▶ **Goal of the exercise**
List each line of the data that holds the word "background".

▶ **Records for this exercise**
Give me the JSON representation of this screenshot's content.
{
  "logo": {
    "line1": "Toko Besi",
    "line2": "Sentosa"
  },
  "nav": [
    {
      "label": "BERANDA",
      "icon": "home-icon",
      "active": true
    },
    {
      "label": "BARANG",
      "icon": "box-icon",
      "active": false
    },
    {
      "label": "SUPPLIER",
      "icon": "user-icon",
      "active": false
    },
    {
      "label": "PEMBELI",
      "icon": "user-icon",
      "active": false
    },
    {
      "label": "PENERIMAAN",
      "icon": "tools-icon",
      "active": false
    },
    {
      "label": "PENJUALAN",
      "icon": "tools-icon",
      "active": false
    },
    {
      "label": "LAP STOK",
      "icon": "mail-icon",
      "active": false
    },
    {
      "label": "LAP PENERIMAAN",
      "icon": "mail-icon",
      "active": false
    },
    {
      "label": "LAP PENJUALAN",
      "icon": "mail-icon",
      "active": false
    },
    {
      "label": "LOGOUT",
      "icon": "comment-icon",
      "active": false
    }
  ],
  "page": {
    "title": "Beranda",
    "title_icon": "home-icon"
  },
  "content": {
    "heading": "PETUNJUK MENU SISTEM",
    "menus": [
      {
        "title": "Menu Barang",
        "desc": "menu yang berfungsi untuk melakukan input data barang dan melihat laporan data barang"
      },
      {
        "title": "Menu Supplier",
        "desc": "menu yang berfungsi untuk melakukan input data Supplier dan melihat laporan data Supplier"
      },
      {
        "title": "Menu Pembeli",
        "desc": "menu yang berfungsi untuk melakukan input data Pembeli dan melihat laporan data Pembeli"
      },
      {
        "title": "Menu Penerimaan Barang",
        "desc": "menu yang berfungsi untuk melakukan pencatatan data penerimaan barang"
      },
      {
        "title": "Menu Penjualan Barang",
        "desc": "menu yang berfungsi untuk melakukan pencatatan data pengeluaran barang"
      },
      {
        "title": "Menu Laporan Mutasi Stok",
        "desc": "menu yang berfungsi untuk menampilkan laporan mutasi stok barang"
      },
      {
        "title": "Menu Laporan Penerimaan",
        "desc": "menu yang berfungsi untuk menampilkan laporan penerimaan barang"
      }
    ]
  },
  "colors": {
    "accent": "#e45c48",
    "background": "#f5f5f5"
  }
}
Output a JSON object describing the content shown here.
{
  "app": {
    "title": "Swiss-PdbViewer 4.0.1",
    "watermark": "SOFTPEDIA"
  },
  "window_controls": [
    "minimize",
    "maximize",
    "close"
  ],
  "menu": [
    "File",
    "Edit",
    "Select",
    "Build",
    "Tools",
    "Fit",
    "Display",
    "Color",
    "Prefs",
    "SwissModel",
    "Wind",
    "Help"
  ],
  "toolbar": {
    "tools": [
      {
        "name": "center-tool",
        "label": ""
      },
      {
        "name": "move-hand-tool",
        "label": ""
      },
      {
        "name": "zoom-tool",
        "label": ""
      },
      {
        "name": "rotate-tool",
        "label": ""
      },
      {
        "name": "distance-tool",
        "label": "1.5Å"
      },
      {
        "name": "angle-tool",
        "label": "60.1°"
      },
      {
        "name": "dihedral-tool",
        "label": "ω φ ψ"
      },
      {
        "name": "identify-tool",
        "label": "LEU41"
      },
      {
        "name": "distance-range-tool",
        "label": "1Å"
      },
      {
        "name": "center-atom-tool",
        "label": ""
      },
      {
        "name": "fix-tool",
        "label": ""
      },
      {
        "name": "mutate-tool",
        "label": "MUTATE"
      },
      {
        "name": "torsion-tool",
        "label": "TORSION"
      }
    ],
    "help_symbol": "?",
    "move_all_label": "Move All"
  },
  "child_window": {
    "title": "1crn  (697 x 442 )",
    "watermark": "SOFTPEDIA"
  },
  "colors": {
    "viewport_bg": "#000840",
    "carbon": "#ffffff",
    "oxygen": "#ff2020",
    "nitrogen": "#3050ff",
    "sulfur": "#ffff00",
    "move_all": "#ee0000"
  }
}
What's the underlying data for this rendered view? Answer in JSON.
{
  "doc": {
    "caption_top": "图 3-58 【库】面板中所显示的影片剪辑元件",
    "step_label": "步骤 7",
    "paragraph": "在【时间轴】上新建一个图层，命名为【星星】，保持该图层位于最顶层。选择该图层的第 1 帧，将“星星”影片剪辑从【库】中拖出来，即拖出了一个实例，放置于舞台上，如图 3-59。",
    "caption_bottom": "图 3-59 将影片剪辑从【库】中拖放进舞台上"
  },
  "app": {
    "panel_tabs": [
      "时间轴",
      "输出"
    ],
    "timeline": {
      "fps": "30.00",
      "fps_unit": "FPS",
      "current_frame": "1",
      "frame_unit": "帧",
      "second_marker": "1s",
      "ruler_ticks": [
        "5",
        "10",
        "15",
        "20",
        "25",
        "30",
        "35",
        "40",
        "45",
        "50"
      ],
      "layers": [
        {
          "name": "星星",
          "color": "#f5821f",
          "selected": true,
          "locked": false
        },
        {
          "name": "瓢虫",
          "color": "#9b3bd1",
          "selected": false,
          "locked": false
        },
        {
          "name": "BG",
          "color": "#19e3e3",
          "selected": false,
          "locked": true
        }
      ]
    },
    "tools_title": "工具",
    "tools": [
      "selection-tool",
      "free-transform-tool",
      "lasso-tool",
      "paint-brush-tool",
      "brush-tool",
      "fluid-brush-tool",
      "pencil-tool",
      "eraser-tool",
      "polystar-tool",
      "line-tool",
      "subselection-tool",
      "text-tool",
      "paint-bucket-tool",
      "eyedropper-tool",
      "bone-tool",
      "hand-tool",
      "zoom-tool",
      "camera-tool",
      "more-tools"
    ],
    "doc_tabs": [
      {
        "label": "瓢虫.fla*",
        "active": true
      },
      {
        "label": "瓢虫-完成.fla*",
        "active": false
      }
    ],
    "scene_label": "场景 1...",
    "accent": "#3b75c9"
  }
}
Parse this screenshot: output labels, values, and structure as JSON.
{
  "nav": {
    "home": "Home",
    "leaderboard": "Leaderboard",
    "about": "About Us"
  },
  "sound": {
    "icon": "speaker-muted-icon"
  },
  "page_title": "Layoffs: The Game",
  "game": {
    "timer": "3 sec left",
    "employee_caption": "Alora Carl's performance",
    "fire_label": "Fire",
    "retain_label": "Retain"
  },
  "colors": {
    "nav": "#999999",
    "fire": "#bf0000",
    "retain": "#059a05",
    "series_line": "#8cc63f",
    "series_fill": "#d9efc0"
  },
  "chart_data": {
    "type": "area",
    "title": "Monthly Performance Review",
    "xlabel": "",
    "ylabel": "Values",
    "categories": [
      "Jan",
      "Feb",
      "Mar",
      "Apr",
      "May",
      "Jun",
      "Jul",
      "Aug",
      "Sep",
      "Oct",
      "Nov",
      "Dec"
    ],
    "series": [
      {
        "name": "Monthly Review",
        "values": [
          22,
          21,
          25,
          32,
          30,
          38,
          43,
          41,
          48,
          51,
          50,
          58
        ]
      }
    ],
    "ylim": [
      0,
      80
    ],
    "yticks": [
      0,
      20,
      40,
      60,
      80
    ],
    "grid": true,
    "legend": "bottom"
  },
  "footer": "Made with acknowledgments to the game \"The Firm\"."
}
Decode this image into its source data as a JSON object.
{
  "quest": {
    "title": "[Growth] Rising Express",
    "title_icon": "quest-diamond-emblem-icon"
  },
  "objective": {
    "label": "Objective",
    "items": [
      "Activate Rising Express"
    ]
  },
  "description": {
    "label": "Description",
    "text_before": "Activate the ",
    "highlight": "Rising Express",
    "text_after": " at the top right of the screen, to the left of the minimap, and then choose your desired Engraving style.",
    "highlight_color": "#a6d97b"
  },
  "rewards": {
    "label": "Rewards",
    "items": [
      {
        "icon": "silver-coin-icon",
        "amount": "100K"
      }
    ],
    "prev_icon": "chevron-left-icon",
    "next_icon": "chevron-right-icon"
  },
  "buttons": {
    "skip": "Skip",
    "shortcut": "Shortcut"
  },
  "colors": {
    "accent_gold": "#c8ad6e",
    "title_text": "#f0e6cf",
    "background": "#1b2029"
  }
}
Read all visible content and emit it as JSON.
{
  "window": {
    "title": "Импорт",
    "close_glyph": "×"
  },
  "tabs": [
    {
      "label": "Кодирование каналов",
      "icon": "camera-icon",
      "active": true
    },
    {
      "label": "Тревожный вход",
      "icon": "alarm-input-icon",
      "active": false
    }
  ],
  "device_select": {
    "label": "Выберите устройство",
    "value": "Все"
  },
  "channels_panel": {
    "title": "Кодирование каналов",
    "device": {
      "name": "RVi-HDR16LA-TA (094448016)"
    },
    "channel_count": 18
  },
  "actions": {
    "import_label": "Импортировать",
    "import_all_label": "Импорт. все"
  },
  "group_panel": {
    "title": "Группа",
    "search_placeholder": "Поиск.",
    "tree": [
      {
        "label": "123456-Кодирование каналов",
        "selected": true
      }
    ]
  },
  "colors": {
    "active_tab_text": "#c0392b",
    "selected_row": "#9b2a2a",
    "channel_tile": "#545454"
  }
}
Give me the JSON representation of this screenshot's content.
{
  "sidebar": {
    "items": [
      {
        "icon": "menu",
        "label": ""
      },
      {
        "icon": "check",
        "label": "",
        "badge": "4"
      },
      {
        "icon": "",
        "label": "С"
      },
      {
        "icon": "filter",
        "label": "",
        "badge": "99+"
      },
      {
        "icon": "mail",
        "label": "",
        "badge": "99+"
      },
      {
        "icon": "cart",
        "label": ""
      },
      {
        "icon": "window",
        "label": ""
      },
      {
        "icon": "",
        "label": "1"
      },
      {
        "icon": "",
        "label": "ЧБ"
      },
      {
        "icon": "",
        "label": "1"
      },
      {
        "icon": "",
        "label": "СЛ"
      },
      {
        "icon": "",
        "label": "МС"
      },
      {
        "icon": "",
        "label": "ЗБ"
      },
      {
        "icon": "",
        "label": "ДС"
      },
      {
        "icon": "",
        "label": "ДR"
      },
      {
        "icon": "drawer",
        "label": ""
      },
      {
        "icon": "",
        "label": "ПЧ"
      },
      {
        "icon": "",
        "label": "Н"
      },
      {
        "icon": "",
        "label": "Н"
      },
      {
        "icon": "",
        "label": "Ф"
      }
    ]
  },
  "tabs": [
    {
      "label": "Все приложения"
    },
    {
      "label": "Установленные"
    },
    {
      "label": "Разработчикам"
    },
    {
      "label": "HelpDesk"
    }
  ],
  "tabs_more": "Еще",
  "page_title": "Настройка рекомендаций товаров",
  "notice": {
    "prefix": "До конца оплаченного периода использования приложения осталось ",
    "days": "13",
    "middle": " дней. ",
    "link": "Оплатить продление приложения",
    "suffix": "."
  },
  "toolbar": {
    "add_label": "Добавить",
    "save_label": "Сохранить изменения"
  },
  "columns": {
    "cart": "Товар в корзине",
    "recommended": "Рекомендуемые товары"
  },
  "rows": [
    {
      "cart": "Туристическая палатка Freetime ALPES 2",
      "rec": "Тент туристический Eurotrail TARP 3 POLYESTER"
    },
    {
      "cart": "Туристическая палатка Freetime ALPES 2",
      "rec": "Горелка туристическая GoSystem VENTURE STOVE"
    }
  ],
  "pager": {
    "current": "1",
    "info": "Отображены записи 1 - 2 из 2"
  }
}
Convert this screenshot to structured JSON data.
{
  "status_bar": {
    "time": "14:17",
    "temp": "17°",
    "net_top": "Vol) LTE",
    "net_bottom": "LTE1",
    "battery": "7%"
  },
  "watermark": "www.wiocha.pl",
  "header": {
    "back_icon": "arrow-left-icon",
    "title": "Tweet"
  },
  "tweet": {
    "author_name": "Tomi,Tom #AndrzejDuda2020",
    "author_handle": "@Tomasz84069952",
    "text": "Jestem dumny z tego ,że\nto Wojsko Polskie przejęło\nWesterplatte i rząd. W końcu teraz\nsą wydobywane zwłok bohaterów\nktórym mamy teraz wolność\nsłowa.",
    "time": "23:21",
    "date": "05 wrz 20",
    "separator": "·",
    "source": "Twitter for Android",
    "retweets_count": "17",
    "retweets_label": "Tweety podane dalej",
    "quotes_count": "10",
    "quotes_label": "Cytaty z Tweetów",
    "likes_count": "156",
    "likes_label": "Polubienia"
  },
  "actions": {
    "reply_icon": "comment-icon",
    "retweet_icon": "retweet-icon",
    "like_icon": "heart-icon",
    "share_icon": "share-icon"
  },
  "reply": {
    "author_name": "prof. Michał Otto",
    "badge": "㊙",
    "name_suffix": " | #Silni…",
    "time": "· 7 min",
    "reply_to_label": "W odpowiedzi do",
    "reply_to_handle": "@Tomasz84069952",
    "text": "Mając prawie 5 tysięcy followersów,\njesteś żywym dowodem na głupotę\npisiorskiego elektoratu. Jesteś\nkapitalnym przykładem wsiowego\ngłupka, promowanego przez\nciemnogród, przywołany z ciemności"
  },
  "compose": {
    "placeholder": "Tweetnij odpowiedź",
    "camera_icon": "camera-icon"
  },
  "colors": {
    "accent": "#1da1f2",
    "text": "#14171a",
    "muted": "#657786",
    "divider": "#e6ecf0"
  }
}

▶ **Response to this task**
    "background": "#f5f5f5"
    "background": "#1b2029"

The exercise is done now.